EXERCISE INSTRUCTIONS:
Transcribe the records that follow in their entirety, omitting any pictures.

PROVIDED DATA:
## start

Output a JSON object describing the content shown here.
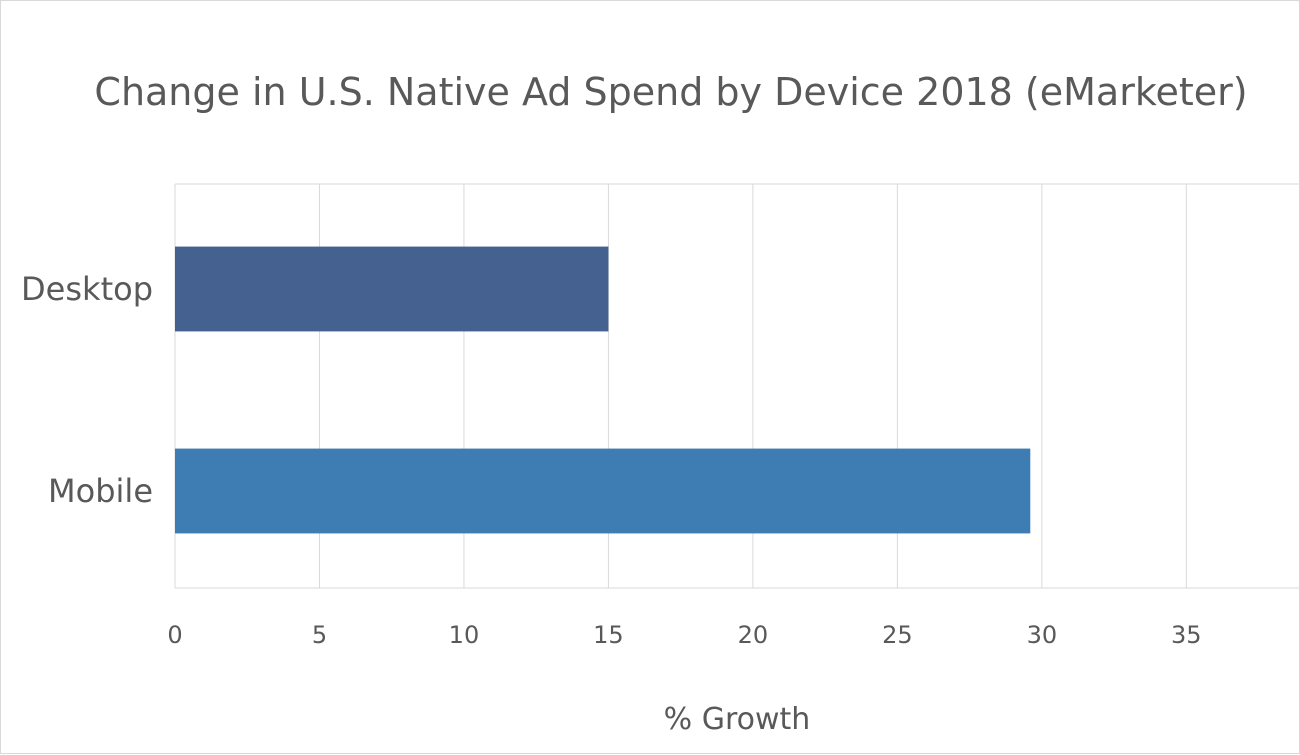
{
  "chart_data": {
    "type": "bar",
    "orientation": "horizontal",
    "title": "Change in U.S. Native Ad Spend by Device 2018 (eMarketer)",
    "xlabel": "% Growth",
    "ylabel": "",
    "categories": [
      "Desktop",
      "Mobile"
    ],
    "values": [
      15,
      29.6
    ],
    "bar_colors": [
      "#44618f",
      "#3e7db3"
    ],
    "xlim": [
      0,
      38.9
    ],
    "xticks": [
      0,
      5,
      10,
      15,
      20,
      25,
      30,
      35
    ],
    "tick_labels": [
      "0",
      "5",
      "10",
      "15",
      "20",
      "25",
      "30",
      "35"
    ],
    "grid": true,
    "gridline_color": "#d9d9d9",
    "text_color": "#595959"
  }
}
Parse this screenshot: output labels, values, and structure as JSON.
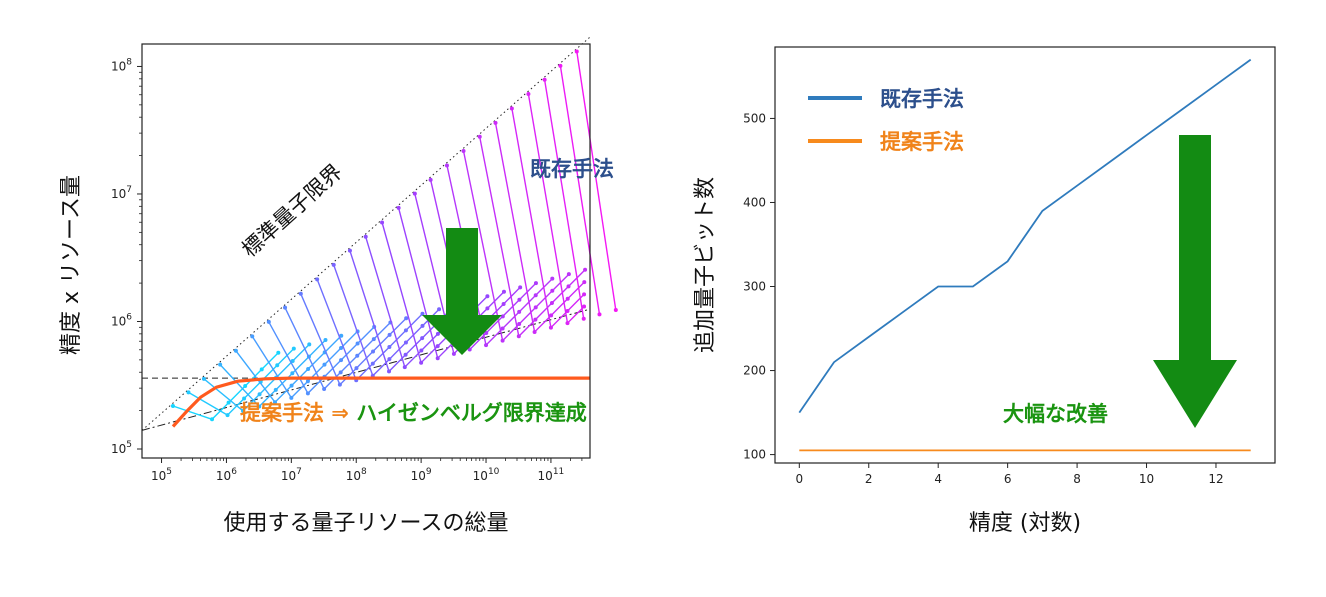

## end

EXERCISE OUTPUT:
Output a JSON object describing the content shown here.
{
  "chart_data": {
    "type": "bar",
    "orientation": "horizontal",
    "title": "Change in U.S. Native Ad Spend by Device 2018 (eMarketer)",
    "xlabel": "% Growth",
    "ylabel": "",
    "categories": [
      "Desktop",
      "Mobile"
    ],
    "values": [
      15,
      29.6
    ],
    "bar_colors": [
      "#44618f",
      "#3e7db3"
    ],
    "xlim": [
      0,
      38.9
    ],
    "xticks": [
      0,
      5,
      10,
      15,
      20,
      25,
      30,
      35
    ],
    "tick_labels": [
      "0",
      "5",
      "10",
      "15",
      "20",
      "25",
      "30",
      "35"
    ],
    "grid": true,
    "gridline_color": "#d9d9d9",
    "text_color": "#595959"
  }
}
Parse this screenshot: output labels, values, and structure as JSON.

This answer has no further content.